• **What you are asked to do**
Provide the records once more, identical to the original.

• **Stored rows**
....

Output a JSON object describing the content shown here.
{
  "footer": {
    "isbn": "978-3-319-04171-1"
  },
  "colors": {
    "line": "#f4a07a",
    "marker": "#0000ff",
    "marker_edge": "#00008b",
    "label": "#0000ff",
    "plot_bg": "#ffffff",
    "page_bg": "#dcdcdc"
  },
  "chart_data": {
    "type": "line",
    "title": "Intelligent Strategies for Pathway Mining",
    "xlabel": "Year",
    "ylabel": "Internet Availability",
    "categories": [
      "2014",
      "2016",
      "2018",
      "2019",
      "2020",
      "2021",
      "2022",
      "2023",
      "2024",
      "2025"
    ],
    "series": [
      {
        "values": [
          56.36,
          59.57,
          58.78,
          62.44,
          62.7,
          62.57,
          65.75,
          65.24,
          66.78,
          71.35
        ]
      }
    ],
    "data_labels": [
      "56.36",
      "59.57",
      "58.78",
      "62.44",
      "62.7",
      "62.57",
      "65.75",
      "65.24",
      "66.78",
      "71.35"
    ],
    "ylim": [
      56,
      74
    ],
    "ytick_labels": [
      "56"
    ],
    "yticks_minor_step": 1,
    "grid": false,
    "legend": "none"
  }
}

....

• **Problem solution**
Output a JSON object describing the content shown here.
{
  "footer": {
    "isbn": "978-3-319-04171-1"
  },
  "colors": {
    "line": "#f4a07a",
    "marker": "#0000ff",
    "marker_edge": "#00008b",
    "label": "#0000ff",
    "plot_bg": "#ffffff",
    "page_bg": "#dcdcdc"
  },
  "chart_data": {
    "type": "line",
    "title": "Intelligent Strategies for Pathway Mining",
    "xlabel": "Year",
    "ylabel": "Internet Availability",
    "categories": [
      "2014",
      "2016",
      "2018",
      "2019",
      "2020",
      "2021",
      "2022",
      "2023",
      "2024",
      "2025"
    ],
    "series": [
      {
        "values": [
          56.36,
          59.57,
          58.78,
          62.44,
          62.7,
          62.57,
          65.75,
          65.24,
          66.78,
          71.35
        ]
      }
    ],
    "data_labels": [
      "56.36",
      "59.57",
      "58.78",
      "62.44",
      "62.7",
      "62.57",
      "65.75",
      "65.24",
      "66.78",
      "71.35"
    ],
    "ylim": [
      56,
      74
    ],
    "ytick_labels": [
      "56"
    ],
    "yticks_minor_step": 1,
    "grid": false,
    "legend": "none"
  }
}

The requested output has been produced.